### WHAT YOU SHOULD DO
Look through the data below and return each line where "Andesina" appears.
>> begin RECORDS FOR THIS TASK
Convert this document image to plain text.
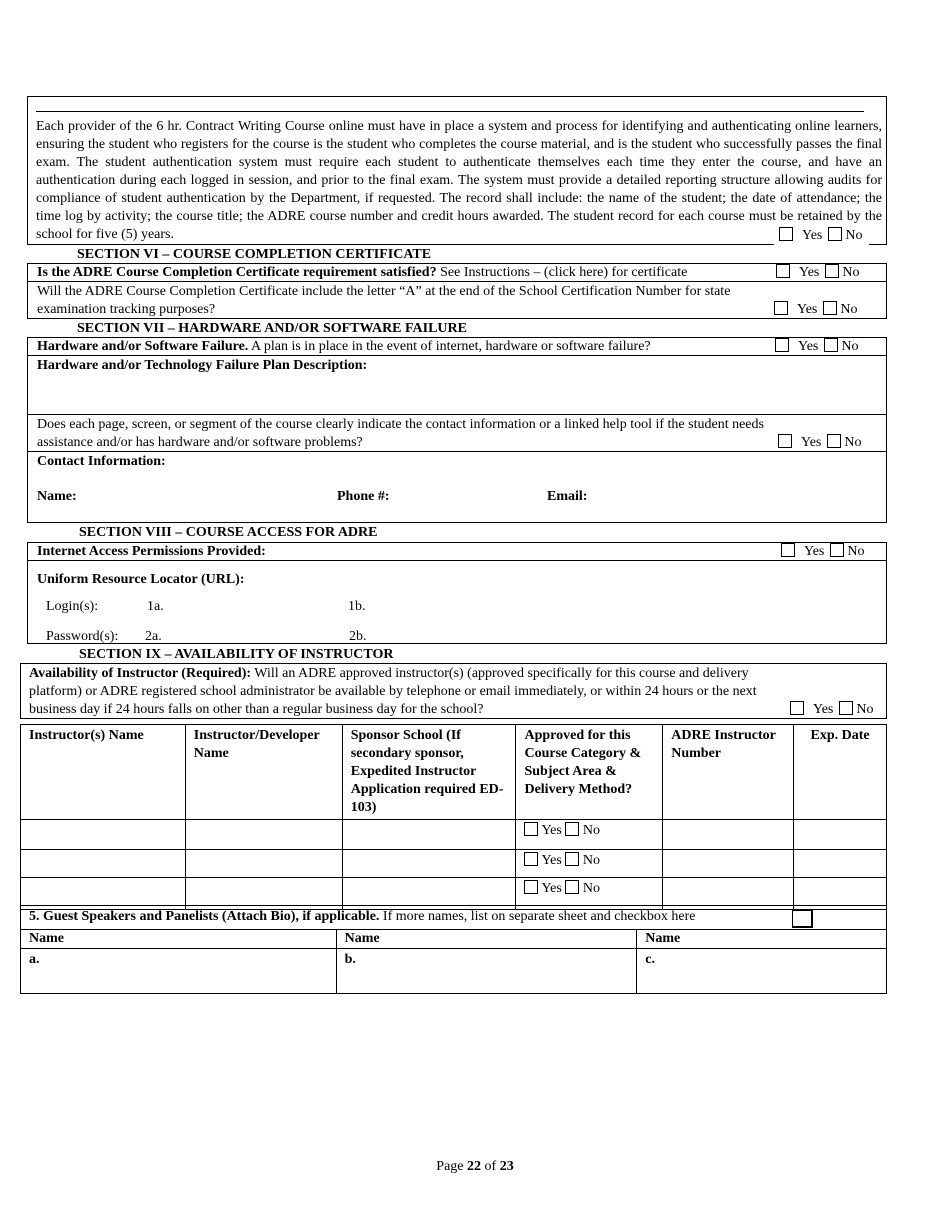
Each provider of the 6 hr. Contract Writing Course online must have in place a system and process for identifying and authenticating online learners, ensuring the student who registers for the course is the student who completes the course material, and is the student who successfully passes the final exam. The student authentication system must require each student to authenticate themselves each time they enter the course, and have an authentication during each logged in session, and prior to the final exam. The system must provide a detailed reporting structure allowing audits for compliance of student authentication by the Department, if requested. The record shall include: the name of the student; the date of attendance; the time log by activity; the course title; the ADRE course number and credit hours awarded. The student record for each course must be retained by the school for five (5) years.	Yes No
SECTION VI – COURSE COMPLETION CERTIFICATE
Is the ADRE Course Completion Certificate requirement satisfied? See Instructions – (click here) for certificate	Yes No
Will the ADRE Course Completion Certificate include the letter “A” at the end of the School Certification Number for state
examination tracking purposes?	Yes No
SECTION VII – HARDWARE AND/OR SOFTWARE FAILURE
Hardware and/or Software Failure. A plan is in place in the event of internet, hardware or software failure?	Yes No
Hardware and/or Technology Failure Plan Description:
Does each page, screen, or segment of the course clearly indicate the contact information or a linked help tool if the student needs
assistance and/or has hardware and/or software problems?	Yes No
Contact Information:
Name:	Phone #:	Email:
SECTION VIII – COURSE ACCESS FOR ADRE
Internet Access Permissions Provided:	Yes No
Uniform Resource Locator (URL):
Login(s):	1a.	1b.
Password(s): 2a.	2b.
SECTION IX – AVAILABILITY OF INSTRUCTOR
Availability of Instructor (Required): Will an ADRE approved instructor(s) (approved specifically for this course and delivery
platform) or ADRE registered school administrator be available by telephone or email immediately, or within 24 hours or the next
business day if 24 hours falls on other than a regular business day for the school?	Yes No
Instructor(s) Name	Instructor/Developer Name	Sponsor School (If secondary sponsor, Expedited Instructor Application required ED-103)	Approved for this Course Category & Subject Area & Delivery Method?	ADRE Instructor Number	Exp. Date
			Yes No		
			Yes No		
			Yes No		
5. Guest Speakers and Panelists (Attach Bio), if applicable. If more names, list on separate sheet and checkbox here
Name	Name	Name
a.	b.	c.
Page 22 of 23
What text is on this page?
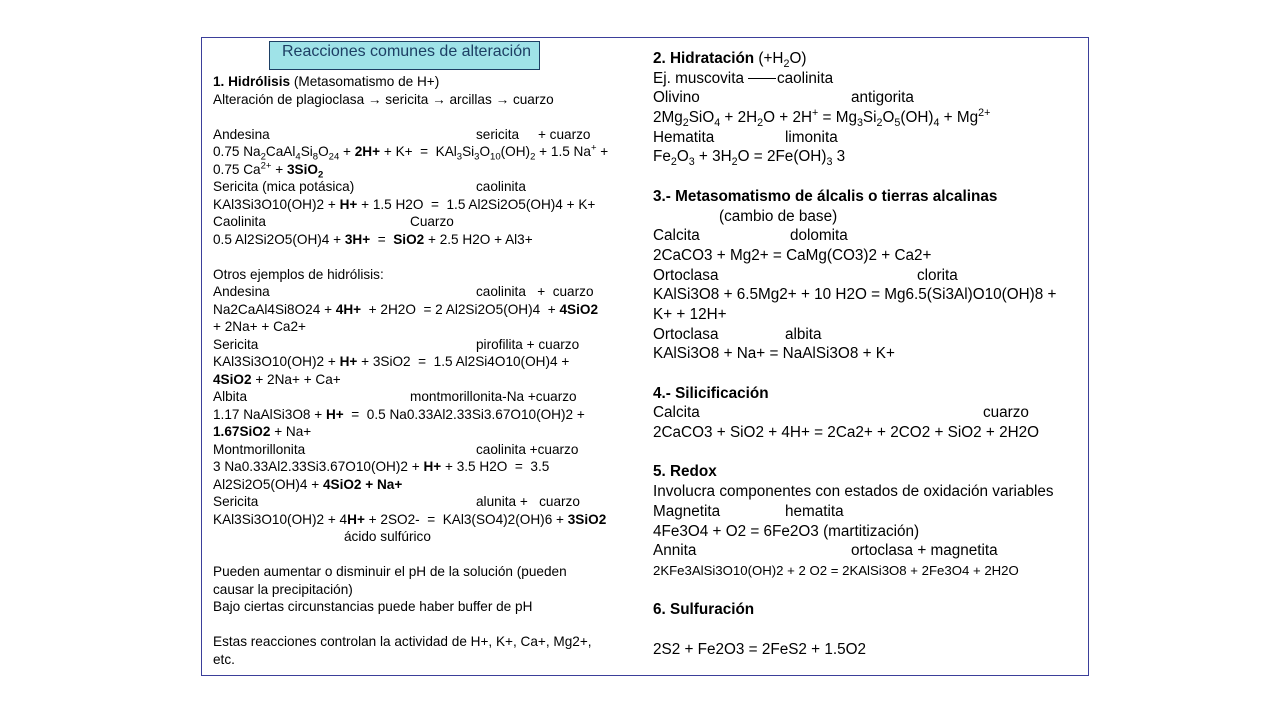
Reacciones comunes de alteración
1. Hidrólisis (Metasomatismo de H+)
Alteración de plagioclasa → sericita → arcillas → cuarzo
Andesina	sericita     + cuarzo
0.75 $Na_2CaAl_4Si_8O_{24} + 2H+ + K+ = KAl_3Si_3O_{10}(OH)_2 + 1.5$ Na+ +
0.75 $Ca^{2+} + 3SiO_2$
Sericita (mica potásica)	caolinita
KAl3Si3O10(OH)2 + H+ + 1.5 H2O  =  1.5 Al2Si2O5(OH)4 + K+
Caolinita	Cuarzo
0.5 Al2Si2O5(OH)4 + 3H+  =  SiO2 + 2.5 H2O + Al3+
Otros ejemplos de hidrólisis:
Andesina	caolinita   +  cuarzo
Na2CaAl4Si8O24 + 4H+  + 2H2O  = 2 Al2Si2O5(OH)4  + 4SiO2
+ 2Na+ + Ca2+
Sericita	pirofilita + cuarzo
KAl3Si3O10(OH)2 + H+ + 3SiO2  =  1.5 Al2Si4O10(OH)4 +
4SiO2 + 2Na+ + Ca+
Albita	montmorillonita-Na +cuarzo
1.17 NaAlSi3O8 + H+  =  0.5 Na0.33Al2.33Si3.67O10(OH)2 +
1.67SiO2 + Na+
Montmorillonita	caolinita +cuarzo
3 Na0.33Al2.33Si3.67O10(OH)2 + H+ + 3.5 H2O  =  3.5
Al2Si2O5(OH)4 + 4SiO2 + Na+
Sericita	alunita +   cuarzo
KAl3Si3O10(OH)2 + 4H+ + 2SO2-  =  KAl3(SO4)2(OH)6 + 3SiO2
ácido sulfúrico
Pueden aumentar o disminuir el pH de la solución (pueden
causar la precipitación)
Bajo ciertas circunstancias puede haber buffer de pH
Estas reacciones controlan la actividad de H+, K+, Ca+, Mg2+,
etc.
2. Hidratación $(+H_2O)$
Ej. muscovita caolinita
Olivino	antigorita
$2Mg_2SiO_4 + 2H_2O + 2H^+ = Mg_3Si_2O_5(OH)_4 + Mg^{2+}$
Hematita	limonita
$Fe_2O_3 + 3H_2O = 2Fe(OH)_3$ 3
3.- Metasomatismo de álcalis o tierras alcalinas
(cambio de base)
Calcita	dolomita
2CaCO3 + Mg2+ = CaMg(CO3)2 + Ca2+
Ortoclasa	clorita
KAlSi3O8 + 6.5Mg2+ + 10 H2O = Mg6.5(Si3Al)O10(OH)8 +
K+ + 12H+
Ortoclasa	albita
KAlSi3O8 + Na+ = NaAlSi3O8 + K+
4.- Silicificación
Calcita	cuarzo
2CaCO3 + SiO2 + 4H+ = 2Ca2+ + 2CO2 + SiO2 + 2H2O
5. Redox
Involucra componentes con estados de oxidación variables
Magnetita	hematita
4Fe3O4 + O2 = 6Fe2O3 (martitización)
Annita	ortoclasa + magnetita
2KFe3AlSi3O10(OH)2 + 2 O2 = 2KAlSi3O8 + 2Fe3O4 + 2H2O
6. Sulfuración
2S2 + Fe2O3 = 2FeS2 + 1.5O2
>> end RECORDS FOR THIS TASK
### ANSWER TO THIS EXERCISE
Andesina	sericita     + cuarzo
Andesina	caolinita   +  cuarzo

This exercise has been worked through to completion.